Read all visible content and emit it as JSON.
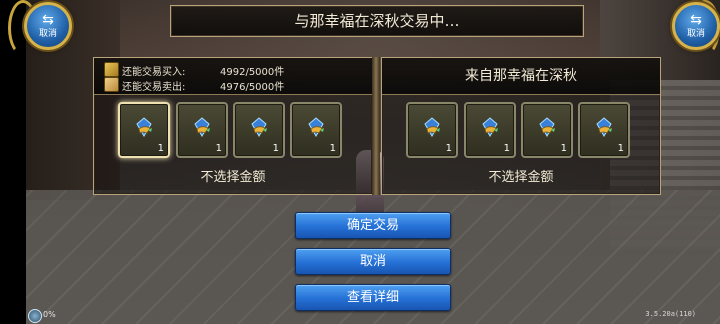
{
  "window": {
    "title": "与那幸福在深秋交易中…"
  },
  "corner_buttons": [
    {
      "label": "取消",
      "icon": "exchange-arrows-icon"
    },
    {
      "label": "取消",
      "icon": "exchange-arrows-icon"
    }
  ],
  "my_side": {
    "buy_label": "还能交易买入:",
    "buy_value": "4992/5000件",
    "sell_label": "还能交易卖出:",
    "sell_value": "4976/5000件",
    "items": [
      {
        "icon": "blue-gem-icon",
        "qty": "1",
        "selected": true
      },
      {
        "icon": "blue-gem-icon",
        "qty": "1",
        "selected": false
      },
      {
        "icon": "blue-gem-icon",
        "qty": "1",
        "selected": false
      },
      {
        "icon": "blue-gem-icon",
        "qty": "1",
        "selected": false
      }
    ],
    "amount_text": "不选择金额"
  },
  "their_side": {
    "from_label": "来自那幸福在深秋",
    "items": [
      {
        "icon": "blue-gem-icon",
        "qty": "1"
      },
      {
        "icon": "blue-gem-icon",
        "qty": "1"
      },
      {
        "icon": "blue-gem-icon",
        "qty": "1"
      },
      {
        "icon": "blue-gem-icon",
        "qty": "1"
      }
    ],
    "amount_text": "不选择金额"
  },
  "actions": {
    "confirm": "确定交易",
    "cancel": "取消",
    "details": "查看详细"
  },
  "status": {
    "percent": "0%",
    "version": "3.5.20a(110)"
  },
  "colors": {
    "button_blue": "#2570d6",
    "frame_gold": "#b8a37a",
    "text": "#f2ead6"
  }
}
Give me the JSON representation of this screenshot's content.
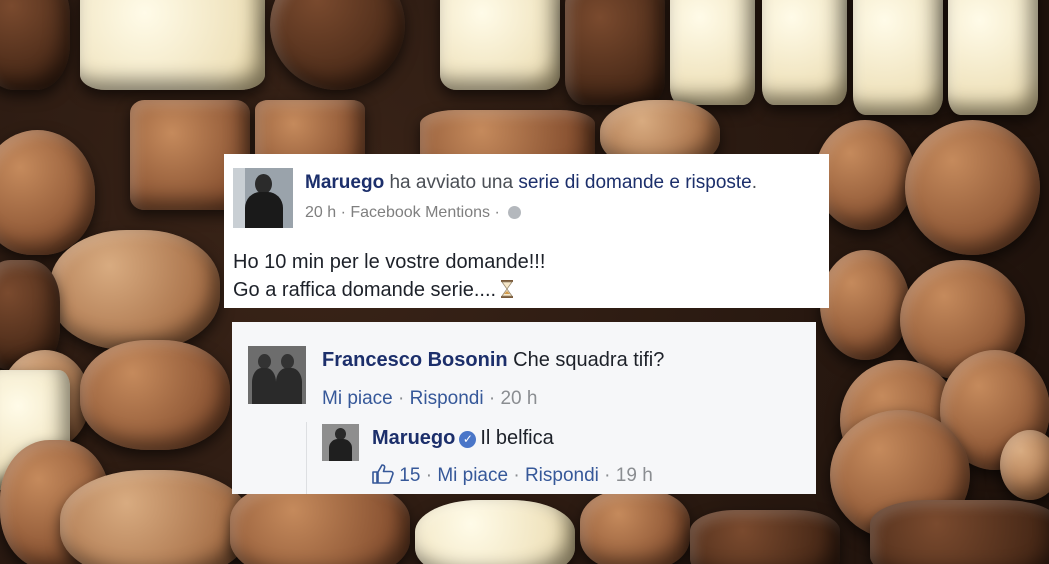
{
  "post": {
    "author": "Maruego",
    "action_text": "ha avviato una",
    "action_link": "serie di domande e risposte",
    "action_end": ".",
    "time": "20 h",
    "separator": "·",
    "source": "Facebook Mentions",
    "body_line1": "Ho 10 min per le vostre domande!!!",
    "body_line2": "Go a raffica domande serie...."
  },
  "comments": [
    {
      "author": "Francesco Bosonin",
      "text": "Che squadra tifi?",
      "like_label": "Mi piace",
      "reply_label": "Rispondi",
      "time": "20 h"
    }
  ],
  "reply": {
    "author": "Maruego",
    "text": "Il belfica",
    "like_count": "15",
    "like_label": "Mi piace",
    "reply_label": "Rispondi",
    "time": "19 h"
  },
  "colors": {
    "name": "#1c2f6b",
    "link": "#365899",
    "verified": "#4a76c8"
  },
  "icons": {
    "globe": "globe-icon",
    "hourglass": "hourglass-icon",
    "verified": "verified-badge-icon",
    "like": "thumbs-up-icon"
  }
}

________________________

_TASK REQUIREMENTS:_
Exclude the images, then output the data above word for word.

_EXPECTED ANSWER:_
Read all visible content and emit it as JSON.
{
  "window": {
    "title": "与那幸福在深秋交易中…"
  },
  "corner_buttons": [
    {
      "label": "取消",
      "icon": "exchange-arrows-icon"
    },
    {
      "label": "取消",
      "icon": "exchange-arrows-icon"
    }
  ],
  "my_side": {
    "buy_label": "还能交易买入:",
    "buy_value": "4992/5000件",
    "sell_label": "还能交易卖出:",
    "sell_value": "4976/5000件",
    "items": [
      {
        "icon": "blue-gem-icon",
        "qty": "1",
        "selected": true
      },
      {
        "icon": "blue-gem-icon",
        "qty": "1",
        "selected": false
      },
      {
        "icon": "blue-gem-icon",
        "qty": "1",
        "selected": false
      },
      {
        "icon": "blue-gem-icon",
        "qty": "1",
        "selected": false
      }
    ],
    "amount_text": "不选择金额"
  },
  "their_side": {
    "from_label": "来自那幸福在深秋",
    "items": [
      {
        "icon": "blue-gem-icon",
        "qty": "1"
      },
      {
        "icon": "blue-gem-icon",
        "qty": "1"
      },
      {
        "icon": "blue-gem-icon",
        "qty": "1"
      },
      {
        "icon": "blue-gem-icon",
        "qty": "1"
      }
    ],
    "amount_text": "不选择金额"
  },
  "actions": {
    "confirm": "确定交易",
    "cancel": "取消",
    "details": "查看详细"
  },
  "status": {
    "percent": "0%",
    "version": "3.5.20a(110)"
  },
  "colors": {
    "button_blue": "#2570d6",
    "frame_gold": "#b8a37a",
    "text": "#f2ead6"
  }
}
Give me the JSON representation of this screenshot's content.
{
  "post": {
    "author": "Maruego",
    "action_text": "ha avviato una",
    "action_link": "serie di domande e risposte",
    "action_end": ".",
    "time": "20 h",
    "separator": "·",
    "source": "Facebook Mentions",
    "body_line1": "Ho 10 min per le vostre domande!!!",
    "body_line2": "Go a raffica domande serie...."
  },
  "comments": [
    {
      "author": "Francesco Bosonin",
      "text": "Che squadra tifi?",
      "like_label": "Mi piace",
      "reply_label": "Rispondi",
      "time": "20 h"
    }
  ],
  "reply": {
    "author": "Maruego",
    "text": "Il belfica",
    "like_count": "15",
    "like_label": "Mi piace",
    "reply_label": "Rispondi",
    "time": "19 h"
  },
  "colors": {
    "name": "#1c2f6b",
    "link": "#365899",
    "verified": "#4a76c8"
  },
  "icons": {
    "globe": "globe-icon",
    "hourglass": "hourglass-icon",
    "verified": "verified-badge-icon",
    "like": "thumbs-up-icon"
  }
}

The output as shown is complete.